Document excerpt:
━━━━━━━━━━

In a financial release yesterday, Nintendo slashed its sales forecasts.

A number of Nintendo games crossed the 1 million sales milestone in the last three months.

Nintendo hopes to work closely with third-parties moving forward, a break from its historic tendency to leave developers to their own devices. It also hopes to promote use of the game Pad, particularly with regards to asymmetrical gameplay.

The 3DS is very strong in Japan, doing well in Europe, and lagging in the US.

We won’t see an official English translation of the briefing for a few days yet, but Japanese industry analyst David Gibson provided rapid fie updates on Twitter.

Iwata opened the briefing by taking personal responsibility for Nintendo failing to meet its forecasts, before moving on to happier topics.

3DS is performing strongly in Japan, accounting for three of the top five best-selling games; Animal Crossing: New Leaf in particular has been lucrative and out-performed expectations. Nintendo noted increased digital sales with Animal Crossing.

Nintendo has noted increased 3DS uptake by female users compared to when the last Animal Crossing released on DS seven years ago. At launch, the 3DS had a 25% female consumer base but during the week that New Leaf launched it held an even gender split.

Things are less splendid in the US; only two 3DS titles made the top 20 for the quarter. US 3DS sales are now -27% lower than Japanese figures, as opposed to previous quarters in which US sales built on Japan’s by two and a half times.

━━━━━━━━━━

[Some rows]
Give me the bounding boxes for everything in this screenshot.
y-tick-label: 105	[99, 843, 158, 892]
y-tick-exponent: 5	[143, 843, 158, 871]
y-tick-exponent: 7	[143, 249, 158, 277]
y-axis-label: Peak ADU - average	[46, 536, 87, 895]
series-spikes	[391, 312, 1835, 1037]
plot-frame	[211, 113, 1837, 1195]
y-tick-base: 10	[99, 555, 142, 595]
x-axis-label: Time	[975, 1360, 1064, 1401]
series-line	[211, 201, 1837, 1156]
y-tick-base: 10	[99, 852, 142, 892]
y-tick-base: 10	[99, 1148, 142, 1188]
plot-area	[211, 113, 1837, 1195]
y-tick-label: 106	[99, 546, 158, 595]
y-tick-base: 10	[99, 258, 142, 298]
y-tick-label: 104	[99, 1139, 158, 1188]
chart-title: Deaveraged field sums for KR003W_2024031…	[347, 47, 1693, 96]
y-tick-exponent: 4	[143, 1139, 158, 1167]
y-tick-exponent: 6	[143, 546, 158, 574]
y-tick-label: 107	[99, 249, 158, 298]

━━━━━━━━━━

Stated exercise A: Express the rows as a numbered list with blank lines dropped, beginning at the first row and stopping after the row that contains "546, 158, 595]".
Stated exercise B: Supply the next part of the passage on Nintendo's sales briefing, starting after its final sentence.

Response A:
1. Give me the bounding boxes for everything in this screenshot.
2. y-tick-label: 105	[99, 843, 158, 892]
3. y-tick-exponent: 5	[143, 843, 158, 871]
4. y-tick-exponent: 7	[143, 249, 158, 277]
5. y-axis-label: Peak ADU - average	[46, 536, 87, 895]
6. series-spikes	[391, 312, 1835, 1037]
7. plot-frame	[211, 113, 1837, 1195]
8. y-tick-base: 10	[99, 555, 142, 595]
9. x-axis-label: Time	[975, 1360, 1064, 1401]
10. series-line	[211, 201, 1837, 1156]
11. y-tick-base: 10	[99, 852, 142, 892]
12. y-tick-base: 10	[99, 1148, 142, 1188]
13. plot-area	[211, 113, 1837, 1195]
14. y-tick-label: 106	[99, 546, 158, 595]

Response B:
In Europe, Germany and France are the strongest markets for 3DS hardware and showed year-on-year growth. The UK performed less strongly but 3DS is still tracking ahead of DS.

Iwata blamed the lack of software in international markets for the #DS’s lack of popularity overseas, but said the portable is now Japan’s leading platform.

In general, Nintendo laid claim to a number of best-selling titles in various territories: Five out of ten in the US, ten out of 20 in Germany, and 11 out of 20 in France and Spain.

Iwata said the Wii U has failed to deliver a value proposition to consumers. Nintendo is already selling it below cost and has no plans to lower the price further. The firm plans to work more closely with third-parties in the future rather than simply issue licenses.

The executive said it’s now much easier for Nintendo and third-parties to develop on Wii U and the firm intends to keep improving in this regard. He said that the Wii U’s processor is memory optimised and this means its CPU and GPU stats are less important – but noted that higher-powered competitors are no doubt using similar optimisation techniques.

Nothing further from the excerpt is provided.